### PROVIDED ENTRIES

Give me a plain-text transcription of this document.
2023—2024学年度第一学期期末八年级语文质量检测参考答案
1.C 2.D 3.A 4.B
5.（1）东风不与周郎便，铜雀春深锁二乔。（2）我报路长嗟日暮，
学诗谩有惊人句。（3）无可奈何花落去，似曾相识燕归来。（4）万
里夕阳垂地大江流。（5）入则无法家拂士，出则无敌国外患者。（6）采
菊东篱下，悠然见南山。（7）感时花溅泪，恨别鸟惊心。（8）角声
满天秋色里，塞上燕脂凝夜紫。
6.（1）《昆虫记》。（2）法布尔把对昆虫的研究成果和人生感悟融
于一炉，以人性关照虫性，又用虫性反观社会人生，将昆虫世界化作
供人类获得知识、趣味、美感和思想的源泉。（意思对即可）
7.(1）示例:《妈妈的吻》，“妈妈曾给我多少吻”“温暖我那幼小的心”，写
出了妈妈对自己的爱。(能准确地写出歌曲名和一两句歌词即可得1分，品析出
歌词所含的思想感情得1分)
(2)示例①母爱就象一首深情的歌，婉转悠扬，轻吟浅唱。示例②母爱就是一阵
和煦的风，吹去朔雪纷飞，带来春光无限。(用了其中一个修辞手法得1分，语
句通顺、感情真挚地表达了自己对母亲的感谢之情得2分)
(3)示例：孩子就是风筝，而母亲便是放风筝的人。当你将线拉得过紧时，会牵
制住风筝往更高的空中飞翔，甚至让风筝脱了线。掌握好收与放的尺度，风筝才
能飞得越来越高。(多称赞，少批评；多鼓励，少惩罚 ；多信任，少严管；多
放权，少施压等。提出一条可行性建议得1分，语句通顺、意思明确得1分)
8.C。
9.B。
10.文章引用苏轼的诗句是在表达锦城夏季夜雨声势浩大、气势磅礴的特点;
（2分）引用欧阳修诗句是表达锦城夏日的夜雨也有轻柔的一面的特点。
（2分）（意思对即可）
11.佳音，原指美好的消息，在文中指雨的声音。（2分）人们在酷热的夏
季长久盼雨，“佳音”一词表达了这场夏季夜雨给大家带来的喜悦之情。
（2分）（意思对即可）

### WHAT IS NEEDED
Write out the listing once more, matching it exactly.

### WRITTEN RESPONSE
Give me a plain-text transcription of this document.
2023—2024学年度第一学期期末八年级语文质量检测参考答案
1.C 2.D 3.A 4.B
5.（1）东风不与周郎便，铜雀春深锁二乔。（2）我报路长嗟日暮，
学诗谩有惊人句。（3）无可奈何花落去，似曾相识燕归来。（4）万
里夕阳垂地大江流。（5）入则无法家拂士，出则无敌国外患者。（6）采
菊东篱下，悠然见南山。（7）感时花溅泪，恨别鸟惊心。（8）角声
满天秋色里，塞上燕脂凝夜紫。
6.（1）《昆虫记》。（2）法布尔把对昆虫的研究成果和人生感悟融
于一炉，以人性关照虫性，又用虫性反观社会人生，将昆虫世界化作
供人类获得知识、趣味、美感和思想的源泉。（意思对即可）
7.(1）示例:《妈妈的吻》，“妈妈曾给我多少吻”“温暖我那幼小的心”，写
出了妈妈对自己的爱。(能准确地写出歌曲名和一两句歌词即可得1分，品析出
歌词所含的思想感情得1分)
(2)示例①母爱就象一首深情的歌，婉转悠扬，轻吟浅唱。示例②母爱就是一阵
和煦的风，吹去朔雪纷飞，带来春光无限。(用了其中一个修辞手法得1分，语
句通顺、感情真挚地表达了自己对母亲的感谢之情得2分)
(3)示例：孩子就是风筝，而母亲便是放风筝的人。当你将线拉得过紧时，会牵
制住风筝往更高的空中飞翔，甚至让风筝脱了线。掌握好收与放的尺度，风筝才
能飞得越来越高。(多称赞，少批评；多鼓励，少惩罚 ；多信任，少严管；多
放权，少施压等。提出一条可行性建议得1分，语句通顺、意思明确得1分)
8.C。
9.B。
10.文章引用苏轼的诗句是在表达锦城夏季夜雨声势浩大、气势磅礴的特点;
（2分）引用欧阳修诗句是表达锦城夏日的夜雨也有轻柔的一面的特点。
（2分）（意思对即可）
11.佳音，原指美好的消息，在文中指雨的声音。（2分）人们在酷热的夏
季长久盼雨，“佳音”一词表达了这场夏季夜雨给大家带来的喜悦之情。
（2分）（意思对即可）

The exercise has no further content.